Start of Block

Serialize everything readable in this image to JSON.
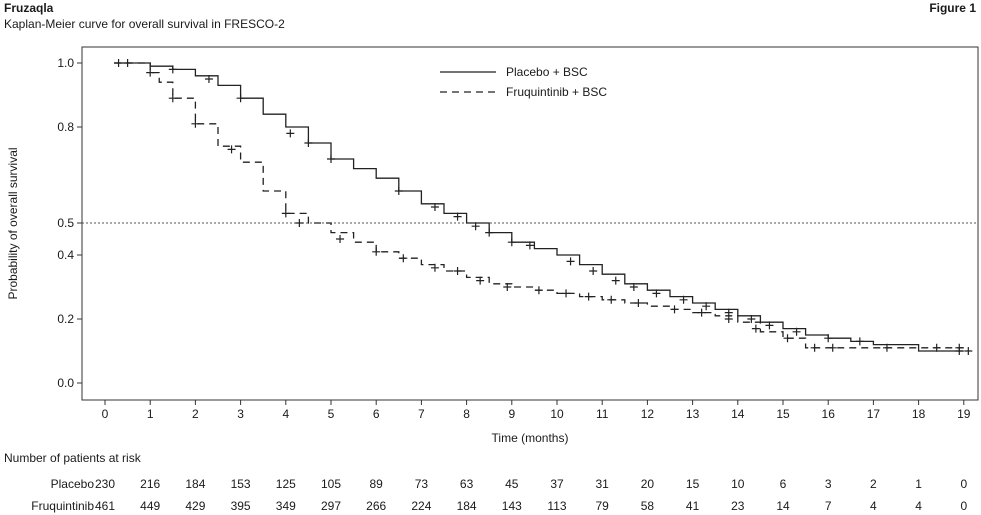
{
  "header": {
    "brand": "Fruzaqla",
    "figure_label": "Figure 1",
    "subtitle": "Kaplan-Meier curve for overall survival in FRESCO-2"
  },
  "chart_data": {
    "type": "line",
    "title": "Kaplan-Meier curve for overall survival in FRESCO-2",
    "xlabel": "Time (months)",
    "ylabel": "Probability of overall survival",
    "xlim": [
      0,
      19
    ],
    "ylim": [
      0,
      1
    ],
    "x_ticks": [
      0,
      1,
      2,
      3,
      4,
      5,
      6,
      7,
      8,
      9,
      10,
      11,
      12,
      13,
      14,
      15,
      16,
      17,
      18,
      19
    ],
    "y_ticks": [
      0.0,
      0.2,
      0.4,
      0.5,
      0.8,
      1.0
    ],
    "y_tick_labels": [
      "0.0",
      "0.2",
      "0.4",
      "0.5",
      "0.8",
      "1.0"
    ],
    "reference_line_y": 0.5,
    "legend_position": "top-center",
    "series": [
      {
        "name": "Placebo + BSC",
        "style": "solid",
        "points": [
          [
            0.2,
            1.0
          ],
          [
            0.5,
            1.0
          ],
          [
            1.0,
            0.99
          ],
          [
            1.5,
            0.98
          ],
          [
            2.0,
            0.96
          ],
          [
            2.5,
            0.93
          ],
          [
            3.0,
            0.89
          ],
          [
            3.5,
            0.84
          ],
          [
            4.0,
            0.8
          ],
          [
            4.5,
            0.75
          ],
          [
            5.0,
            0.7
          ],
          [
            5.5,
            0.67
          ],
          [
            6.0,
            0.64
          ],
          [
            6.5,
            0.6
          ],
          [
            7.0,
            0.56
          ],
          [
            7.5,
            0.53
          ],
          [
            8.0,
            0.5
          ],
          [
            8.5,
            0.47
          ],
          [
            9.0,
            0.44
          ],
          [
            9.5,
            0.42
          ],
          [
            10.0,
            0.4
          ],
          [
            10.5,
            0.37
          ],
          [
            11.0,
            0.34
          ],
          [
            11.5,
            0.31
          ],
          [
            12.0,
            0.29
          ],
          [
            12.5,
            0.27
          ],
          [
            13.0,
            0.25
          ],
          [
            13.5,
            0.23
          ],
          [
            14.0,
            0.21
          ],
          [
            14.5,
            0.19
          ],
          [
            15.0,
            0.17
          ],
          [
            15.5,
            0.15
          ],
          [
            16.0,
            0.14
          ],
          [
            16.5,
            0.13
          ],
          [
            17.0,
            0.12
          ],
          [
            18.0,
            0.1
          ],
          [
            19.0,
            0.1
          ]
        ],
        "censor_marks": [
          [
            0.3,
            1.0
          ],
          [
            1.5,
            0.98
          ],
          [
            2.3,
            0.95
          ],
          [
            3.0,
            0.89
          ],
          [
            4.1,
            0.78
          ],
          [
            4.5,
            0.75
          ],
          [
            5.0,
            0.7
          ],
          [
            6.5,
            0.6
          ],
          [
            7.3,
            0.55
          ],
          [
            7.8,
            0.52
          ],
          [
            8.2,
            0.49
          ],
          [
            8.5,
            0.47
          ],
          [
            9.0,
            0.44
          ],
          [
            9.4,
            0.43
          ],
          [
            10.3,
            0.38
          ],
          [
            10.8,
            0.35
          ],
          [
            11.3,
            0.32
          ],
          [
            11.7,
            0.3
          ],
          [
            12.2,
            0.28
          ],
          [
            12.8,
            0.26
          ],
          [
            13.3,
            0.24
          ],
          [
            13.8,
            0.22
          ],
          [
            14.3,
            0.2
          ],
          [
            14.7,
            0.18
          ],
          [
            15.3,
            0.16
          ],
          [
            16.0,
            0.14
          ],
          [
            16.7,
            0.13
          ],
          [
            18.9,
            0.1
          ],
          [
            19.1,
            0.1
          ]
        ]
      },
      {
        "name": "Fruquintinib + BSC",
        "style": "dashed",
        "points": [
          [
            0.2,
            1.0
          ],
          [
            0.5,
            1.0
          ],
          [
            1.0,
            0.97
          ],
          [
            1.2,
            0.94
          ],
          [
            1.5,
            0.89
          ],
          [
            2.0,
            0.81
          ],
          [
            2.5,
            0.74
          ],
          [
            3.0,
            0.69
          ],
          [
            3.5,
            0.6
          ],
          [
            4.0,
            0.53
          ],
          [
            4.5,
            0.5
          ],
          [
            5.0,
            0.47
          ],
          [
            5.5,
            0.44
          ],
          [
            6.0,
            0.41
          ],
          [
            6.5,
            0.39
          ],
          [
            7.0,
            0.37
          ],
          [
            7.5,
            0.35
          ],
          [
            8.0,
            0.33
          ],
          [
            8.5,
            0.31
          ],
          [
            9.0,
            0.3
          ],
          [
            9.5,
            0.29
          ],
          [
            10.0,
            0.28
          ],
          [
            10.5,
            0.27
          ],
          [
            11.0,
            0.26
          ],
          [
            11.5,
            0.25
          ],
          [
            12.0,
            0.24
          ],
          [
            12.5,
            0.23
          ],
          [
            13.0,
            0.22
          ],
          [
            13.5,
            0.21
          ],
          [
            14.0,
            0.19
          ],
          [
            14.5,
            0.16
          ],
          [
            15.0,
            0.14
          ],
          [
            15.5,
            0.11
          ],
          [
            16.0,
            0.11
          ],
          [
            17.0,
            0.11
          ],
          [
            18.0,
            0.11
          ],
          [
            19.0,
            0.11
          ]
        ],
        "censor_marks": [
          [
            0.5,
            1.0
          ],
          [
            1.0,
            0.97
          ],
          [
            1.5,
            0.89
          ],
          [
            2.0,
            0.81
          ],
          [
            2.8,
            0.73
          ],
          [
            4.0,
            0.53
          ],
          [
            4.3,
            0.5
          ],
          [
            5.2,
            0.45
          ],
          [
            6.0,
            0.41
          ],
          [
            6.6,
            0.39
          ],
          [
            7.3,
            0.36
          ],
          [
            7.8,
            0.35
          ],
          [
            8.3,
            0.32
          ],
          [
            8.9,
            0.3
          ],
          [
            9.6,
            0.29
          ],
          [
            10.2,
            0.28
          ],
          [
            10.7,
            0.27
          ],
          [
            11.2,
            0.26
          ],
          [
            11.8,
            0.25
          ],
          [
            12.6,
            0.23
          ],
          [
            13.2,
            0.22
          ],
          [
            13.8,
            0.2
          ],
          [
            14.4,
            0.17
          ],
          [
            15.1,
            0.14
          ],
          [
            15.7,
            0.11
          ],
          [
            16.1,
            0.11
          ],
          [
            17.3,
            0.11
          ],
          [
            18.4,
            0.11
          ],
          [
            18.9,
            0.11
          ]
        ]
      }
    ]
  },
  "risk_table": {
    "title": "Number of patients at risk",
    "rows": [
      {
        "label": "Placebo",
        "values": [
          "230",
          "216",
          "184",
          "153",
          "125",
          "105",
          "89",
          "73",
          "63",
          "45",
          "37",
          "31",
          "20",
          "15",
          "10",
          "6",
          "3",
          "2",
          "1",
          "0"
        ]
      },
      {
        "label": "Fruquintinib",
        "values": [
          "461",
          "449",
          "429",
          "395",
          "349",
          "297",
          "266",
          "224",
          "184",
          "143",
          "113",
          "79",
          "58",
          "41",
          "23",
          "14",
          "7",
          "4",
          "4",
          "0"
        ]
      }
    ]
  }
}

End of Block

◆ **Exercise**
Exclude every image and return the material above exactly.

◆ **Answer space**
Serialize everything readable in this image to JSON.
{
  "header": {
    "brand": "Fruzaqla",
    "figure_label": "Figure 1",
    "subtitle": "Kaplan-Meier curve for overall survival in FRESCO-2"
  },
  "chart_data": {
    "type": "line",
    "title": "Kaplan-Meier curve for overall survival in FRESCO-2",
    "xlabel": "Time (months)",
    "ylabel": "Probability of overall survival",
    "xlim": [
      0,
      19
    ],
    "ylim": [
      0,
      1
    ],
    "x_ticks": [
      0,
      1,
      2,
      3,
      4,
      5,
      6,
      7,
      8,
      9,
      10,
      11,
      12,
      13,
      14,
      15,
      16,
      17,
      18,
      19
    ],
    "y_ticks": [
      0.0,
      0.2,
      0.4,
      0.5,
      0.8,
      1.0
    ],
    "y_tick_labels": [
      "0.0",
      "0.2",
      "0.4",
      "0.5",
      "0.8",
      "1.0"
    ],
    "reference_line_y": 0.5,
    "legend_position": "top-center",
    "series": [
      {
        "name": "Placebo + BSC",
        "style": "solid",
        "points": [
          [
            0.2,
            1.0
          ],
          [
            0.5,
            1.0
          ],
          [
            1.0,
            0.99
          ],
          [
            1.5,
            0.98
          ],
          [
            2.0,
            0.96
          ],
          [
            2.5,
            0.93
          ],
          [
            3.0,
            0.89
          ],
          [
            3.5,
            0.84
          ],
          [
            4.0,
            0.8
          ],
          [
            4.5,
            0.75
          ],
          [
            5.0,
            0.7
          ],
          [
            5.5,
            0.67
          ],
          [
            6.0,
            0.64
          ],
          [
            6.5,
            0.6
          ],
          [
            7.0,
            0.56
          ],
          [
            7.5,
            0.53
          ],
          [
            8.0,
            0.5
          ],
          [
            8.5,
            0.47
          ],
          [
            9.0,
            0.44
          ],
          [
            9.5,
            0.42
          ],
          [
            10.0,
            0.4
          ],
          [
            10.5,
            0.37
          ],
          [
            11.0,
            0.34
          ],
          [
            11.5,
            0.31
          ],
          [
            12.0,
            0.29
          ],
          [
            12.5,
            0.27
          ],
          [
            13.0,
            0.25
          ],
          [
            13.5,
            0.23
          ],
          [
            14.0,
            0.21
          ],
          [
            14.5,
            0.19
          ],
          [
            15.0,
            0.17
          ],
          [
            15.5,
            0.15
          ],
          [
            16.0,
            0.14
          ],
          [
            16.5,
            0.13
          ],
          [
            17.0,
            0.12
          ],
          [
            18.0,
            0.1
          ],
          [
            19.0,
            0.1
          ]
        ],
        "censor_marks": [
          [
            0.3,
            1.0
          ],
          [
            1.5,
            0.98
          ],
          [
            2.3,
            0.95
          ],
          [
            3.0,
            0.89
          ],
          [
            4.1,
            0.78
          ],
          [
            4.5,
            0.75
          ],
          [
            5.0,
            0.7
          ],
          [
            6.5,
            0.6
          ],
          [
            7.3,
            0.55
          ],
          [
            7.8,
            0.52
          ],
          [
            8.2,
            0.49
          ],
          [
            8.5,
            0.47
          ],
          [
            9.0,
            0.44
          ],
          [
            9.4,
            0.43
          ],
          [
            10.3,
            0.38
          ],
          [
            10.8,
            0.35
          ],
          [
            11.3,
            0.32
          ],
          [
            11.7,
            0.3
          ],
          [
            12.2,
            0.28
          ],
          [
            12.8,
            0.26
          ],
          [
            13.3,
            0.24
          ],
          [
            13.8,
            0.22
          ],
          [
            14.3,
            0.2
          ],
          [
            14.7,
            0.18
          ],
          [
            15.3,
            0.16
          ],
          [
            16.0,
            0.14
          ],
          [
            16.7,
            0.13
          ],
          [
            18.9,
            0.1
          ],
          [
            19.1,
            0.1
          ]
        ]
      },
      {
        "name": "Fruquintinib + BSC",
        "style": "dashed",
        "points": [
          [
            0.2,
            1.0
          ],
          [
            0.5,
            1.0
          ],
          [
            1.0,
            0.97
          ],
          [
            1.2,
            0.94
          ],
          [
            1.5,
            0.89
          ],
          [
            2.0,
            0.81
          ],
          [
            2.5,
            0.74
          ],
          [
            3.0,
            0.69
          ],
          [
            3.5,
            0.6
          ],
          [
            4.0,
            0.53
          ],
          [
            4.5,
            0.5
          ],
          [
            5.0,
            0.47
          ],
          [
            5.5,
            0.44
          ],
          [
            6.0,
            0.41
          ],
          [
            6.5,
            0.39
          ],
          [
            7.0,
            0.37
          ],
          [
            7.5,
            0.35
          ],
          [
            8.0,
            0.33
          ],
          [
            8.5,
            0.31
          ],
          [
            9.0,
            0.3
          ],
          [
            9.5,
            0.29
          ],
          [
            10.0,
            0.28
          ],
          [
            10.5,
            0.27
          ],
          [
            11.0,
            0.26
          ],
          [
            11.5,
            0.25
          ],
          [
            12.0,
            0.24
          ],
          [
            12.5,
            0.23
          ],
          [
            13.0,
            0.22
          ],
          [
            13.5,
            0.21
          ],
          [
            14.0,
            0.19
          ],
          [
            14.5,
            0.16
          ],
          [
            15.0,
            0.14
          ],
          [
            15.5,
            0.11
          ],
          [
            16.0,
            0.11
          ],
          [
            17.0,
            0.11
          ],
          [
            18.0,
            0.11
          ],
          [
            19.0,
            0.11
          ]
        ],
        "censor_marks": [
          [
            0.5,
            1.0
          ],
          [
            1.0,
            0.97
          ],
          [
            1.5,
            0.89
          ],
          [
            2.0,
            0.81
          ],
          [
            2.8,
            0.73
          ],
          [
            4.0,
            0.53
          ],
          [
            4.3,
            0.5
          ],
          [
            5.2,
            0.45
          ],
          [
            6.0,
            0.41
          ],
          [
            6.6,
            0.39
          ],
          [
            7.3,
            0.36
          ],
          [
            7.8,
            0.35
          ],
          [
            8.3,
            0.32
          ],
          [
            8.9,
            0.3
          ],
          [
            9.6,
            0.29
          ],
          [
            10.2,
            0.28
          ],
          [
            10.7,
            0.27
          ],
          [
            11.2,
            0.26
          ],
          [
            11.8,
            0.25
          ],
          [
            12.6,
            0.23
          ],
          [
            13.2,
            0.22
          ],
          [
            13.8,
            0.2
          ],
          [
            14.4,
            0.17
          ],
          [
            15.1,
            0.14
          ],
          [
            15.7,
            0.11
          ],
          [
            16.1,
            0.11
          ],
          [
            17.3,
            0.11
          ],
          [
            18.4,
            0.11
          ],
          [
            18.9,
            0.11
          ]
        ]
      }
    ]
  },
  "risk_table": {
    "title": "Number of patients at risk",
    "rows": [
      {
        "label": "Placebo",
        "values": [
          "230",
          "216",
          "184",
          "153",
          "125",
          "105",
          "89",
          "73",
          "63",
          "45",
          "37",
          "31",
          "20",
          "15",
          "10",
          "6",
          "3",
          "2",
          "1",
          "0"
        ]
      },
      {
        "label": "Fruquintinib",
        "values": [
          "461",
          "449",
          "429",
          "395",
          "349",
          "297",
          "266",
          "224",
          "184",
          "143",
          "113",
          "79",
          "58",
          "41",
          "23",
          "14",
          "7",
          "4",
          "4",
          "0"
        ]
      }
    ]
  }
}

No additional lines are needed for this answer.